- _The problem_: Where a line of the listing below includes the word "output", reproduce that line.

- _Records to process_:
-------------------------
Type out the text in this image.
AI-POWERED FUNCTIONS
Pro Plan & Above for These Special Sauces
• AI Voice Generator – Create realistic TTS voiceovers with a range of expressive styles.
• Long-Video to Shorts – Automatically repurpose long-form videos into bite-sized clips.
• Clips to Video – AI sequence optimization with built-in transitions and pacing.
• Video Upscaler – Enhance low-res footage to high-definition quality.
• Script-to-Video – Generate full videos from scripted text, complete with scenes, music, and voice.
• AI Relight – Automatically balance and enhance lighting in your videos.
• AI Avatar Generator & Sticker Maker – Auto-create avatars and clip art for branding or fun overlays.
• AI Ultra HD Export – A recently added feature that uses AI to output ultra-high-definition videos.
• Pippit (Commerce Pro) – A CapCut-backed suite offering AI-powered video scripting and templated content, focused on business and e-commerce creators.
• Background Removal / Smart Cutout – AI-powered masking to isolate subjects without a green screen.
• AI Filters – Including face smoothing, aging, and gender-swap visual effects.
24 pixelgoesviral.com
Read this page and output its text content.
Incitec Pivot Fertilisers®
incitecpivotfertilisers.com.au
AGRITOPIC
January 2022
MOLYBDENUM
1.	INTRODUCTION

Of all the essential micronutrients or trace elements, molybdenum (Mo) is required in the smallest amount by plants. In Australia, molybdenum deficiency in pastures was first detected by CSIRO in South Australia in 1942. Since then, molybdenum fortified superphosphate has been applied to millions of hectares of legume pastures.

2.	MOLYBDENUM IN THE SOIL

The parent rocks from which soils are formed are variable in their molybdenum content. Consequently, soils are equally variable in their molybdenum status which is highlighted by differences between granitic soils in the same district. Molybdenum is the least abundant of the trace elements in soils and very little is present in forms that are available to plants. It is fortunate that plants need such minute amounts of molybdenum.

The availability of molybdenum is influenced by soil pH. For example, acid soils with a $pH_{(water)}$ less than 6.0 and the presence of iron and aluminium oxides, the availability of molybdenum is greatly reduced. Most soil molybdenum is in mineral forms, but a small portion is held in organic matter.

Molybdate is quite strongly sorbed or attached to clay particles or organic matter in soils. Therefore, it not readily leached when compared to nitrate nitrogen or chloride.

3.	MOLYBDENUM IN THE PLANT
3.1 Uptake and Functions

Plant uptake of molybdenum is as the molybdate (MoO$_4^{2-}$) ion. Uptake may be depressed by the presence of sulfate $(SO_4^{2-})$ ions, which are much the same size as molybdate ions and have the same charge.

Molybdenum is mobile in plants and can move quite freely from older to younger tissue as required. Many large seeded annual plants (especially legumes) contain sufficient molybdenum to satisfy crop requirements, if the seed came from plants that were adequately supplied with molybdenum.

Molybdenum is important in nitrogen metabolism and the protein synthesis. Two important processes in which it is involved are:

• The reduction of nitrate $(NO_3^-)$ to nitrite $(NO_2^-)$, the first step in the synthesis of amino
-------------------------
- _Written answer_:
• AI Ultra HD Export – A recently added feature that uses AI to output ultra-high-definition videos.
Read this page and output its text content.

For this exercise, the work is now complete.